[Available data start]

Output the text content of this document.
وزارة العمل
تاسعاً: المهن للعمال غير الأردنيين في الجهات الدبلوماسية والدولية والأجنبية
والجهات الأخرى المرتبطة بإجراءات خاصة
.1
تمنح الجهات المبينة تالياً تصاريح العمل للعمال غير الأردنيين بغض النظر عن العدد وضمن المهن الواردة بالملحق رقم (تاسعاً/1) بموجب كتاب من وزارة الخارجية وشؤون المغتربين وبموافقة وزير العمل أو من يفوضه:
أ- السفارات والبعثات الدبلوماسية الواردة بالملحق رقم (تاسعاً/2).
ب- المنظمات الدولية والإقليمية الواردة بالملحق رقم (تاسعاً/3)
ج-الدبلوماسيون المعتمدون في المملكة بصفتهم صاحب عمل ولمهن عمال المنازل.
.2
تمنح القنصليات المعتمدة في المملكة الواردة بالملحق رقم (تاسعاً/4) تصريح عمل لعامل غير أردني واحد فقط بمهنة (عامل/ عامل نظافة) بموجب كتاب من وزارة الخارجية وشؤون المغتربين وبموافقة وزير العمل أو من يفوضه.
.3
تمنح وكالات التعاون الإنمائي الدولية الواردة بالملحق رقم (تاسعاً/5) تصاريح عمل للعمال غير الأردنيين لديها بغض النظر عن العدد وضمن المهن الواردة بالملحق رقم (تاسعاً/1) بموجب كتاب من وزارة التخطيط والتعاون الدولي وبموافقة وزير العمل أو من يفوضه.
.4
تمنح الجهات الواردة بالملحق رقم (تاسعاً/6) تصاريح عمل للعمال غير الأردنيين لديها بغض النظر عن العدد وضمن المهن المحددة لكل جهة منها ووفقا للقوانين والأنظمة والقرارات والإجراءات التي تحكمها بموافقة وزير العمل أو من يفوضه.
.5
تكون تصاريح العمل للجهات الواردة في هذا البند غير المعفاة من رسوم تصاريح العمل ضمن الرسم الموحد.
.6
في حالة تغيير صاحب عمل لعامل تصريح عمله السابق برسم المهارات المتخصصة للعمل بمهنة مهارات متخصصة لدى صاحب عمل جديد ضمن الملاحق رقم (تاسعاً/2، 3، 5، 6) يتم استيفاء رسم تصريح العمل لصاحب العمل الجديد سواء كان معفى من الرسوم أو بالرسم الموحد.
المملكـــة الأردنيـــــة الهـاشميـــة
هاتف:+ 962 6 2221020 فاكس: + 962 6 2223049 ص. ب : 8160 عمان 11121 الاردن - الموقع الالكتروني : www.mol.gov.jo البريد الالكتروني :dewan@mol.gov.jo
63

[Available data end]

Task details →
Tally the lines in these entries that have the string "وبموافقة" in them, then answer with the count and nothing else.

Response to this exercise →
3